Text messaging may offer tweens a quick way to send notes to friends and family, but it could lead to declining language and grammar skills, according to researchers.
Tweens who frequently use language adaptations -- techspeak -- when they text performed poorly on a grammar test, said Drew Cingel, a former undergraduate student in communications, Penn State, and currently a doctoral candidate in media, technology and society, Northwestern University.
When tweens write in techspeak, they often use shortcuts, such as homophones, omissions of non-essential letters and initials, to quickly and efficiently compose a text message.
"They may use a homophone, such as gr8 for great, or an initial, like, LOL for laugh out loud," said Cingel. "An example of an omission that tweens use when texting is spelling the word would, w-u-d."
Cingel, who worked with S. Shyam Sundar, Distinguished Professor of Communications and co-director of the Penn State's Media Effects Research Laboratory, said the use of these shortcuts may hinder a tween's ability to switch between techspeak and the normal rules of grammar.
Cingel gave middle school students in a central Pennsylvania school district a grammar assessment test. The researchers reviewed the test, which was based on a ninth-grade grammar review, to ensure that all the students in the study had been taught the concepts.
The researchers, who report their findings in the current issue of New Media & Society, then passed out a survey that asked students to detail their texting habits, such as how many texts they send and receive, as well as their opinion on the importance of texting. The researchers also asked participants to note the number of adaptations in their last three sent and received text messages. Of the 542 surveys distributed, students completed and returned 228, or 42.1 percent.

═══

[PROBLEMS]:
1 – In the passage on texting and grammar, how many surveys did students complete and return?
2 – Carry on the passage on texting and grammar, picking up after its final sentence.

═══

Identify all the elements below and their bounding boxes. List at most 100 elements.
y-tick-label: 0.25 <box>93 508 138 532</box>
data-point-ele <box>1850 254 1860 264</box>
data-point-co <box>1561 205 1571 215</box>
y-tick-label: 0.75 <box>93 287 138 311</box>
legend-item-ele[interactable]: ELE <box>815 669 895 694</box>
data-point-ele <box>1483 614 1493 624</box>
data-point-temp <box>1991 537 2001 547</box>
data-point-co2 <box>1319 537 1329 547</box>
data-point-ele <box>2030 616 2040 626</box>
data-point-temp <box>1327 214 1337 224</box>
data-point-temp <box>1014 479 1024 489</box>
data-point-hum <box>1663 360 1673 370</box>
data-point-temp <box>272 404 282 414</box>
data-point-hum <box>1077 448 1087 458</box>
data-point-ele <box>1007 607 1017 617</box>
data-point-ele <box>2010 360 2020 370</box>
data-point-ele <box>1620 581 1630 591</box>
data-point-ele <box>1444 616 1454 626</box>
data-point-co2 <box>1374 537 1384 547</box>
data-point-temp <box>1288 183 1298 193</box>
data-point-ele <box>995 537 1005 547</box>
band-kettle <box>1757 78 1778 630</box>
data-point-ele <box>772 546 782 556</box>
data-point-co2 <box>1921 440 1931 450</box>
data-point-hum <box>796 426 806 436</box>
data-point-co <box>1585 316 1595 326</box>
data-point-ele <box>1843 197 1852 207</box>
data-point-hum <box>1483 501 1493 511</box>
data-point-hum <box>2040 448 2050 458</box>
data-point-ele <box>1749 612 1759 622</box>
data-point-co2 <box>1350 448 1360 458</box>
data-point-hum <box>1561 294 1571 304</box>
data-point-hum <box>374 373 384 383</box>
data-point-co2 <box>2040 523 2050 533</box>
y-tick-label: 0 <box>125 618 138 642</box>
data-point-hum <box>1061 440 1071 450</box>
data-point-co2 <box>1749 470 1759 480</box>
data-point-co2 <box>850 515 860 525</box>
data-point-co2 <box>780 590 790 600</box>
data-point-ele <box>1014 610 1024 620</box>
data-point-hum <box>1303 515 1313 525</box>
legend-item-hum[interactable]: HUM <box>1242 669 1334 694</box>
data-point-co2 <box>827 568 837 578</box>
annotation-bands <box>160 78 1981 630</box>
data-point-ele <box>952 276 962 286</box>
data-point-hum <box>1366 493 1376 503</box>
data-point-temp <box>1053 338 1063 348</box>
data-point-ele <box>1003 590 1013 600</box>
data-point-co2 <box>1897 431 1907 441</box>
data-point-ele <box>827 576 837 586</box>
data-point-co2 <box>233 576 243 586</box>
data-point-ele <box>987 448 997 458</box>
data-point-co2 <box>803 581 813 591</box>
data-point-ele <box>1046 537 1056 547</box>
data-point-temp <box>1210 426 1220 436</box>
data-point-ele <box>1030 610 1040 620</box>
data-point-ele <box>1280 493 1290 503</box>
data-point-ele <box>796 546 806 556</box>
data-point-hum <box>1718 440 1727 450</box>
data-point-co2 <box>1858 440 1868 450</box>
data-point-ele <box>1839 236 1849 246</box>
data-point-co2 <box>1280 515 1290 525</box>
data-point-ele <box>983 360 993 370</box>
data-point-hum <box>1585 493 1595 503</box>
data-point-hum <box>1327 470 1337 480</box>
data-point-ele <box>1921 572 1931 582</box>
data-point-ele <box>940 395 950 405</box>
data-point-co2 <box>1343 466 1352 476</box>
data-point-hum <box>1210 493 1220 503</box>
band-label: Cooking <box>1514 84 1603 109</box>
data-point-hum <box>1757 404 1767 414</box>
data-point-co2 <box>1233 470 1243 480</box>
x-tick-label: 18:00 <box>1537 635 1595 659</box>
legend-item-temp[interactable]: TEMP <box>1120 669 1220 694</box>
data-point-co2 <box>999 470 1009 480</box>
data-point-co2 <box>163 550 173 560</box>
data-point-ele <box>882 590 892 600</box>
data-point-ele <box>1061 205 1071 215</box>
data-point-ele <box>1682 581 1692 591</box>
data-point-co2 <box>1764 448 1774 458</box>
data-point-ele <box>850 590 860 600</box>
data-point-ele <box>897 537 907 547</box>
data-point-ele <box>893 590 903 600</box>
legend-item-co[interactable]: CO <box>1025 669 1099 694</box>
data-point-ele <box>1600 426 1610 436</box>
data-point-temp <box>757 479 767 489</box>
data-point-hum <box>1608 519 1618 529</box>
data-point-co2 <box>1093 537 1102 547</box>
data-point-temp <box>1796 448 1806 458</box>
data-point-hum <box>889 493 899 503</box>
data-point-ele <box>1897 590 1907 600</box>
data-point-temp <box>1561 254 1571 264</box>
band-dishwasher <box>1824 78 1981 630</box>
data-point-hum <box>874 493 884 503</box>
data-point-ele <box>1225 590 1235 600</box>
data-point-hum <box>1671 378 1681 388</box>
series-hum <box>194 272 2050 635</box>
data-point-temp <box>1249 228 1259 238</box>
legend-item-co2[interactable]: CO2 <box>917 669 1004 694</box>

═══

[RESULTS FOR EACH TASK]:
1 – Students completed and returned 228 of the 542 surveys distributed, or 42.1 percent.

2 –
"Overall, there is evidence of a decline in grammar scores based on the number of adaptations in sent text messages, controlling for age and grade," Cingel said.
Not only did frequent texting negatively predict the test results, but both sending and receiving text adaptations were associated with how poorly they performed on the test, according to Sundar.
"In other words, if you send your kid a lot of texts with word adaptations, then he or she will probably imitate it," Sundar said. "These adaptations could affect their off-line language skills that are important to language development and grammar skills, as well."
Typical punctuation and sentence structure shortcuts that tweens use during texting, such as avoiding capital letters and not using periods at the end of sentences, did not seem to affect their ability to use correct capitalization and punctuation on the tests, according to Sundar.
The researchers suggested that the tweens' natural desire to imitate friends and family, as well as their inability to switch back to proper grammar, may combine to influence the poor grammar choices they make in more formal writing.
Sundar said that the technology itself influences the use of language short cuts. Tweens typically compose their messages on mobile devices, like phones, that have small screens and keyboards.
"There is no question that technology is allowing more self-expression, as well as different forms of expression," said Sundar. "Cultures built around new technology can also lead to compromises of expression and these restrictions can become the norm."
Cingel, who started the study as a student in the Shreyer Honors College at Penn State, said the idea to investigate the effect of texting on grammar skills began after receiving texts from his young nieces.
"I received text messages from my two younger nieces that, for me, were incomprehensible," Cingel said. "I had to call them and ask them, 'what are you trying to tell me.' "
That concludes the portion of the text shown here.